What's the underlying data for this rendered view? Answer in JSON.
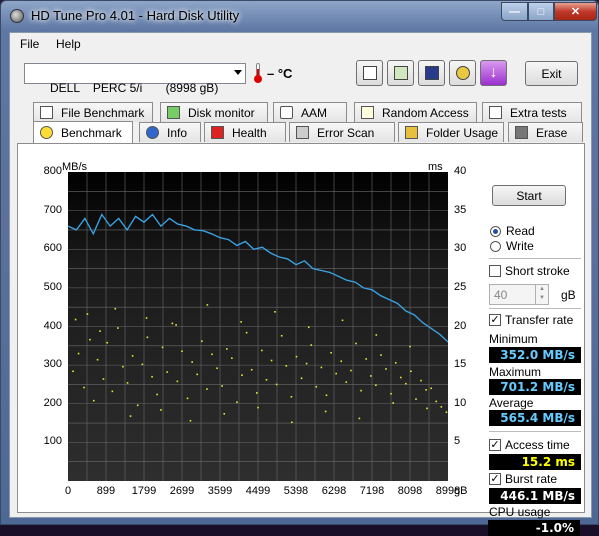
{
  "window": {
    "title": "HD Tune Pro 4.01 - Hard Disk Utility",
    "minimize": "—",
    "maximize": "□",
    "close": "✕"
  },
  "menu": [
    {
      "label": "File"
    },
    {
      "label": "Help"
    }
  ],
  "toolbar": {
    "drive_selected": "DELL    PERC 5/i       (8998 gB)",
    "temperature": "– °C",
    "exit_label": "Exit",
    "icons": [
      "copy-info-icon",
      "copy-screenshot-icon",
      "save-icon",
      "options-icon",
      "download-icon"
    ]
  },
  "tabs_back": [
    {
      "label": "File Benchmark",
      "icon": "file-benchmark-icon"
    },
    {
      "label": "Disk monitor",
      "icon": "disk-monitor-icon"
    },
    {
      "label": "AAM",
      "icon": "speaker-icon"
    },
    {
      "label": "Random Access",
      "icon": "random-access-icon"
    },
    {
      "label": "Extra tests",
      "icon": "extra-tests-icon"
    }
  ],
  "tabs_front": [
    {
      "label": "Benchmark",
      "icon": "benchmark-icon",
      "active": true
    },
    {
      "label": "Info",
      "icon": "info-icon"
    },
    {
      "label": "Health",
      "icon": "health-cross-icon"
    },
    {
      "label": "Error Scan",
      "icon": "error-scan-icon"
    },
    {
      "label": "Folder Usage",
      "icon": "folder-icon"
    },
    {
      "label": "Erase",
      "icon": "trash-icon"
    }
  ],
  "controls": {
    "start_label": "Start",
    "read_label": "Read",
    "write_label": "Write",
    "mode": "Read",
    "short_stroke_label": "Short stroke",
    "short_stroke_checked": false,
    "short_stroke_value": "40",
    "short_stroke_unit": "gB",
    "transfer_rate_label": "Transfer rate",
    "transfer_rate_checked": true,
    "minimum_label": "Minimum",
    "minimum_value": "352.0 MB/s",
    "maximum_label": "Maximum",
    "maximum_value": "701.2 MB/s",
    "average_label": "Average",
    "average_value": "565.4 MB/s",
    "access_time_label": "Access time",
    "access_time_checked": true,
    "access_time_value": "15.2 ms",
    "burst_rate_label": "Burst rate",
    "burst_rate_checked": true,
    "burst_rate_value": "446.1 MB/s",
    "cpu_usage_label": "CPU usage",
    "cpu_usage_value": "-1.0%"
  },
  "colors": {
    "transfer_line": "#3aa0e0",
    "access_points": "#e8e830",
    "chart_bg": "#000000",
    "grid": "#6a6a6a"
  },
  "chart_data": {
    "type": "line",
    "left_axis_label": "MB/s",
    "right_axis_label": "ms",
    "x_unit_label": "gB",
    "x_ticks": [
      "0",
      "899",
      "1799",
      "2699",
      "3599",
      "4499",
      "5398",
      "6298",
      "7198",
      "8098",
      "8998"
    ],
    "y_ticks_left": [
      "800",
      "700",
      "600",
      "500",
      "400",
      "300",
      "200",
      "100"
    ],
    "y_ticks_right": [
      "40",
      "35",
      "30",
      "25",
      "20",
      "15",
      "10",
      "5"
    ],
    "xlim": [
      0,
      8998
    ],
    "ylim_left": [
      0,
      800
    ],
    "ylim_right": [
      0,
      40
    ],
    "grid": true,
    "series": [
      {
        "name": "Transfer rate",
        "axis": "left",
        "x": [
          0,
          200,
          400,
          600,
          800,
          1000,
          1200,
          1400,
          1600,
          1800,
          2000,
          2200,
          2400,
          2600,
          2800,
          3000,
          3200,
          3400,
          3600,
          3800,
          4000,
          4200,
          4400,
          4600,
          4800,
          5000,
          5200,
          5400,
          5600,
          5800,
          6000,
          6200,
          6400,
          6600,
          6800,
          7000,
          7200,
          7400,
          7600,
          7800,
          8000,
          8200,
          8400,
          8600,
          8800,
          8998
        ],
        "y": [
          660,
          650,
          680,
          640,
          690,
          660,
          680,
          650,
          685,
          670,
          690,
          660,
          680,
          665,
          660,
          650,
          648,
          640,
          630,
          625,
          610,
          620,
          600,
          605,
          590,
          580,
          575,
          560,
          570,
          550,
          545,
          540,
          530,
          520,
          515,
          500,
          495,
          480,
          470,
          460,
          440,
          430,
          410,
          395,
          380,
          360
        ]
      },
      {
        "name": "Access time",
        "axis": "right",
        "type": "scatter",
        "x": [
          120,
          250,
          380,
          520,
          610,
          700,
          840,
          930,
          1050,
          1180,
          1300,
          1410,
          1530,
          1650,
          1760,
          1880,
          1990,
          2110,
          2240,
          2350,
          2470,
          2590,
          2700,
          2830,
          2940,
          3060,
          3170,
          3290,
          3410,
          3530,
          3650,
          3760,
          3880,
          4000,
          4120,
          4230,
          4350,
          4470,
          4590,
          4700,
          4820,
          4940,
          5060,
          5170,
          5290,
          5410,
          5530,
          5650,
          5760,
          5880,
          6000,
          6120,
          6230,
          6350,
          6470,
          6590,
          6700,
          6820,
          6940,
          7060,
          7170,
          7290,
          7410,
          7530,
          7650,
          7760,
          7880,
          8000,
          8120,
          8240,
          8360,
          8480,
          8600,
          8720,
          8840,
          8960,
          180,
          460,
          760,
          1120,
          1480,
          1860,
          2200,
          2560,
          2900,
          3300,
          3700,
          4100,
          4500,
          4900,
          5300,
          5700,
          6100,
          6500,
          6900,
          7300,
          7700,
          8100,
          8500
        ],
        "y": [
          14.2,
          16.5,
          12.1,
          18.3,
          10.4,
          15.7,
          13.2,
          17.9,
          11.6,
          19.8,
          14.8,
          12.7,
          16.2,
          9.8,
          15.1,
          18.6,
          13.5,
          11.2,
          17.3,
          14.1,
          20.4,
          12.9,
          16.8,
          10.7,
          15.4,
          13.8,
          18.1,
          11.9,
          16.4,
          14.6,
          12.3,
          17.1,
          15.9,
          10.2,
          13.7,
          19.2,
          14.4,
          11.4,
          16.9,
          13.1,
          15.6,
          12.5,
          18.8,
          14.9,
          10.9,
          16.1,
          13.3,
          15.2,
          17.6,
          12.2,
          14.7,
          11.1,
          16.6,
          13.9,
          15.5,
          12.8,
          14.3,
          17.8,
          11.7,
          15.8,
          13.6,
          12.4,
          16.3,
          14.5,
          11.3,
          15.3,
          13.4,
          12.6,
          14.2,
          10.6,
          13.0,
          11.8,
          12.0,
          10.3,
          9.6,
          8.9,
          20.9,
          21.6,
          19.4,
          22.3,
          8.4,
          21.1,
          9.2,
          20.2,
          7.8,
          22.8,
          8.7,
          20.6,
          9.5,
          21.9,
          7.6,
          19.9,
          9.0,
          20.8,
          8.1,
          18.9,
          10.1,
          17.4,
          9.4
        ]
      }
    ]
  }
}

________________________________________

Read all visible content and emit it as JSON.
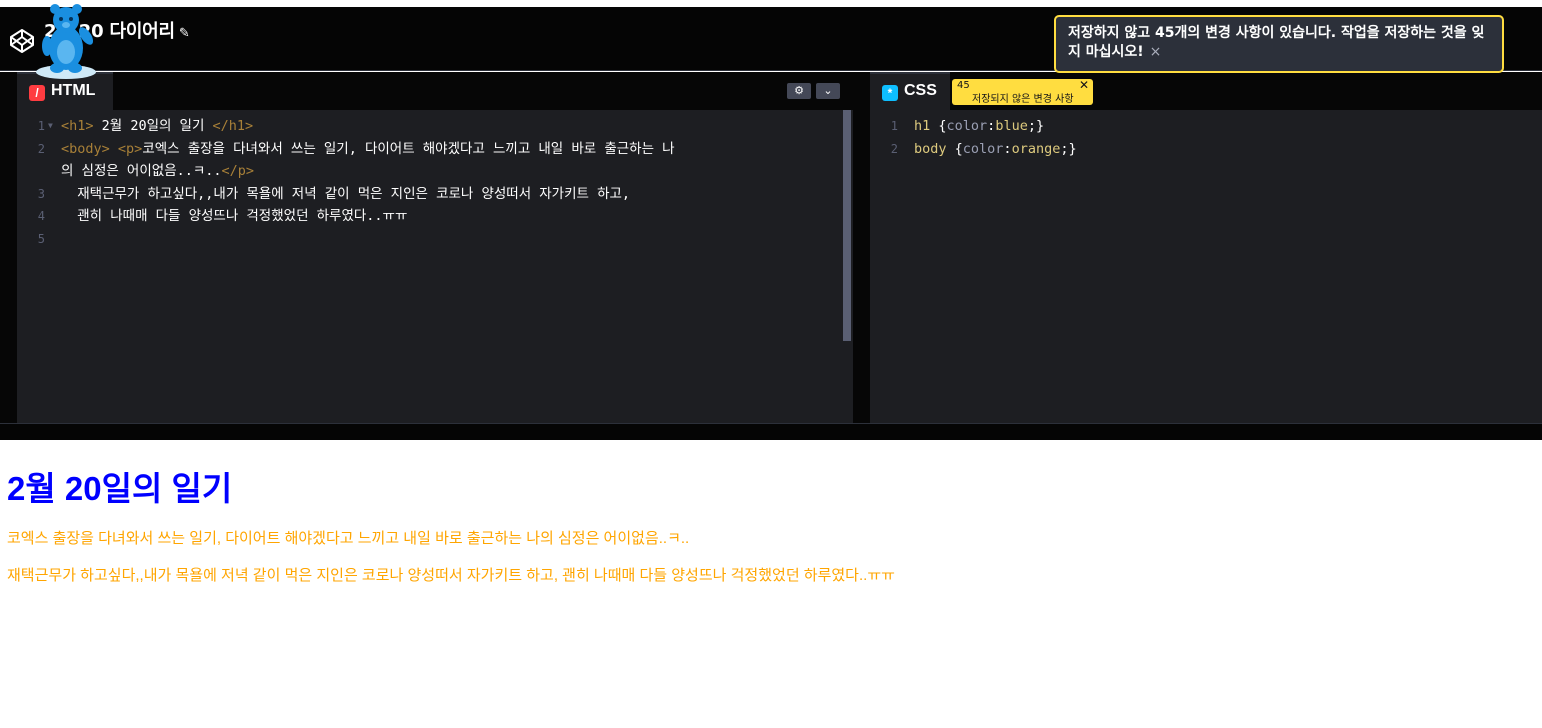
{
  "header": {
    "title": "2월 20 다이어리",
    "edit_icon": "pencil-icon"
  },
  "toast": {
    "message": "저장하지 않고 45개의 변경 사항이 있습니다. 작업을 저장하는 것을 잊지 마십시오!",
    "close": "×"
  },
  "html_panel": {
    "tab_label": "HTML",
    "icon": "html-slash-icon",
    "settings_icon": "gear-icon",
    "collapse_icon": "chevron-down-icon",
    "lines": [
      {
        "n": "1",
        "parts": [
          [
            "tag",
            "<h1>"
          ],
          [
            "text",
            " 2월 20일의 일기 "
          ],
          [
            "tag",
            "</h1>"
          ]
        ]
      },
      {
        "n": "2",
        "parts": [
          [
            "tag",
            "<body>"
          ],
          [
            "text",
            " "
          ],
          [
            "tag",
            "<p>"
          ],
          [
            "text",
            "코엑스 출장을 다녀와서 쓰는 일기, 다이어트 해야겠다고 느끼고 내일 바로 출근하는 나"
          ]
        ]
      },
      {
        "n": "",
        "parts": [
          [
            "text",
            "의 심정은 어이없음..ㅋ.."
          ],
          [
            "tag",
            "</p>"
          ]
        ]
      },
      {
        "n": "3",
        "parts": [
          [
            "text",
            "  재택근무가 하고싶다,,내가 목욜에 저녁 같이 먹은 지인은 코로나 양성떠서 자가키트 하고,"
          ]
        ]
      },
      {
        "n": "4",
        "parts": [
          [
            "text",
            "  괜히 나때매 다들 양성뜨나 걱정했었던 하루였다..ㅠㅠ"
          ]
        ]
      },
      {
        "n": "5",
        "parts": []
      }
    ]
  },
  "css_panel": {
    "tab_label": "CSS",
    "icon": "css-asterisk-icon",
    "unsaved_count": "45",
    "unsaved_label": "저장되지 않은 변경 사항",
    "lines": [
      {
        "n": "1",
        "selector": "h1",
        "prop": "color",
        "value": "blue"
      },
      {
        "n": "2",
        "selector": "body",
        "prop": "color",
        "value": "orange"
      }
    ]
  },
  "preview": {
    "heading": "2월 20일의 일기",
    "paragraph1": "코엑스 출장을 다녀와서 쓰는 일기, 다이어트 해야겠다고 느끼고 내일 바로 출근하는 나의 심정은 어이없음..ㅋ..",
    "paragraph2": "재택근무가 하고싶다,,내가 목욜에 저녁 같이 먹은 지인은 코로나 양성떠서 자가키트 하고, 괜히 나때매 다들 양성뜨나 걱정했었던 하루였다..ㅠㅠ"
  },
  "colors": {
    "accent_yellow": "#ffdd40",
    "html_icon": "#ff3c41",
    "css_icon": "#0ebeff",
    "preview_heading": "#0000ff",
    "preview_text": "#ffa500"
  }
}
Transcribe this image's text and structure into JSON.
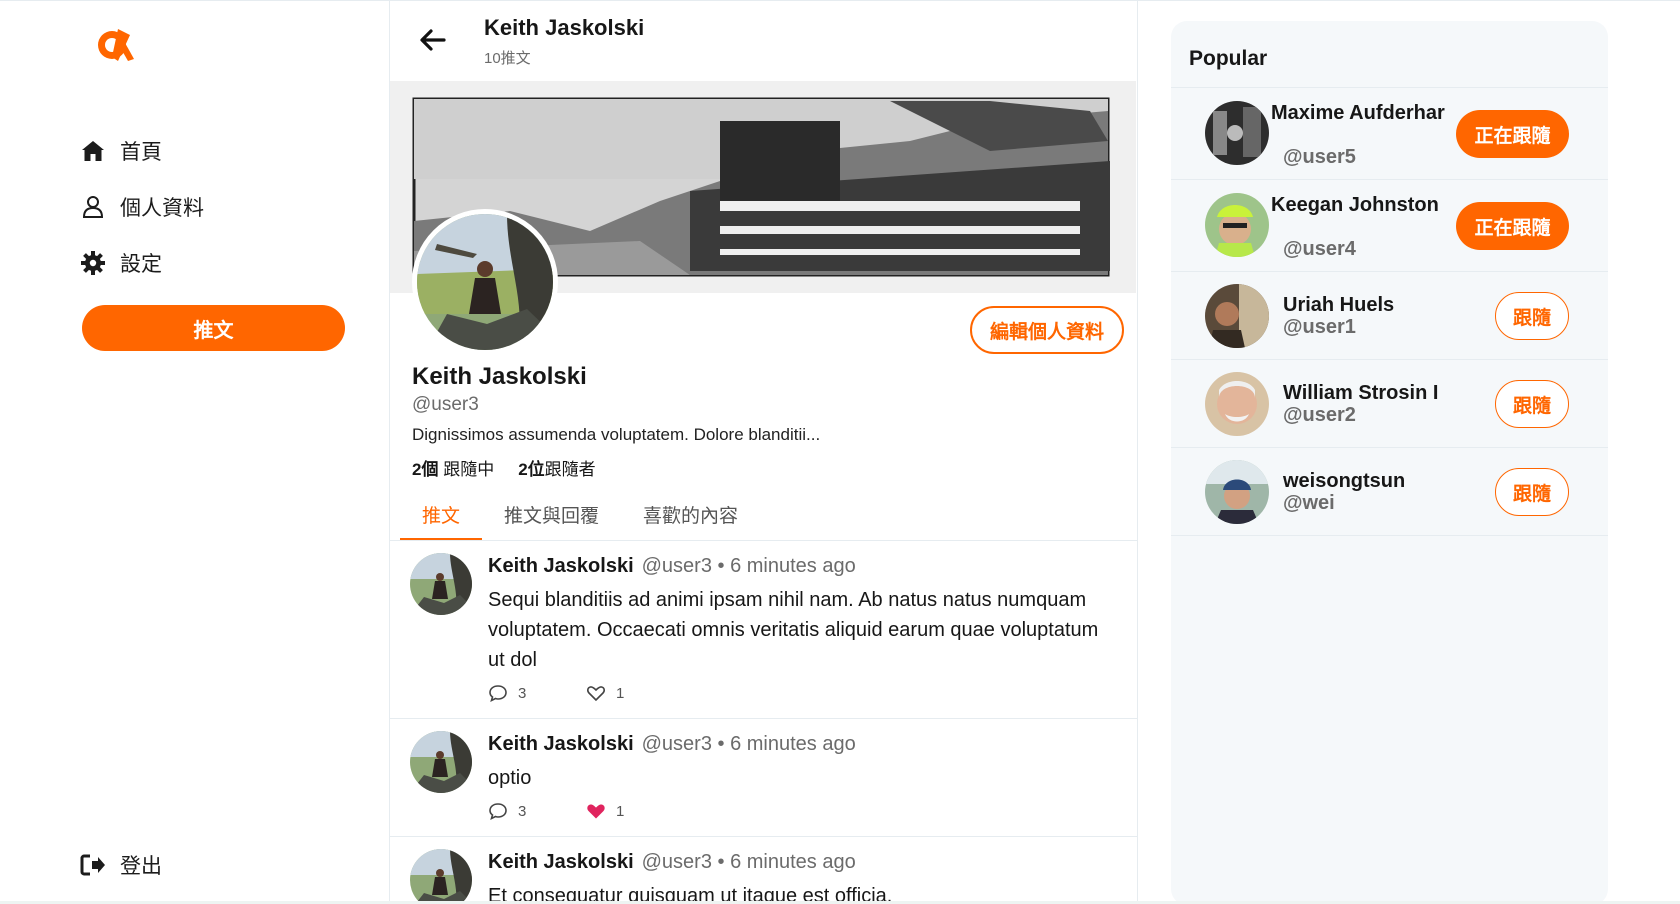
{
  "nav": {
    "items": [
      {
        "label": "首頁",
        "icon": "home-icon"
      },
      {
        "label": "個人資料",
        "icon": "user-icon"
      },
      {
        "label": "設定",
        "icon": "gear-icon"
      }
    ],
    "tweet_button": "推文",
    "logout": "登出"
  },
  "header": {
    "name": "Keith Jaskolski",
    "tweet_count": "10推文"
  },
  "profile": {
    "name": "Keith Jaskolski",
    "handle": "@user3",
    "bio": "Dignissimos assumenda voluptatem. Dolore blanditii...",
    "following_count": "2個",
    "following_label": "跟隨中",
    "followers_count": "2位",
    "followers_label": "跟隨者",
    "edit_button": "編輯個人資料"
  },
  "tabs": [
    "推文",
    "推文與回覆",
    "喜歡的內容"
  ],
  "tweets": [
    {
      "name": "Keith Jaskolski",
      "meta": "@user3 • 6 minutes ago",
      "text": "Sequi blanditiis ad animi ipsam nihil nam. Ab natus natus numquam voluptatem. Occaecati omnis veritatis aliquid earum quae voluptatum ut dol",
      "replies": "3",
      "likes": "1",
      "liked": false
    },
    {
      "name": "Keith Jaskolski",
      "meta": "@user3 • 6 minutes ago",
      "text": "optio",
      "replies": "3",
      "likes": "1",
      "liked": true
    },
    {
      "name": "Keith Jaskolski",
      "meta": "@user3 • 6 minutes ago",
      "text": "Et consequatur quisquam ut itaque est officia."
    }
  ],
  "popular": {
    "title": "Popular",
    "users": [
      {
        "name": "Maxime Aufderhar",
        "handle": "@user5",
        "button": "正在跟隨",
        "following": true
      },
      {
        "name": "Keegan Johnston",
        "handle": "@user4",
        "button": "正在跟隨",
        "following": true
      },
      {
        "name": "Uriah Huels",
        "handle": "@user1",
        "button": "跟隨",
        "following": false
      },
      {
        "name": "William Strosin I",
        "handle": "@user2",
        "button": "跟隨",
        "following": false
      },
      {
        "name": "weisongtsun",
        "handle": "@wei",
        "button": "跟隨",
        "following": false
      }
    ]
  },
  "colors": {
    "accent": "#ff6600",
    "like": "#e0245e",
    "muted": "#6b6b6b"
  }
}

________________________________________

WHAT TO PRODUCE – Work through the records line by line and tally those with the word "하루였다". Report only the total.

FINAL ANSWER – 2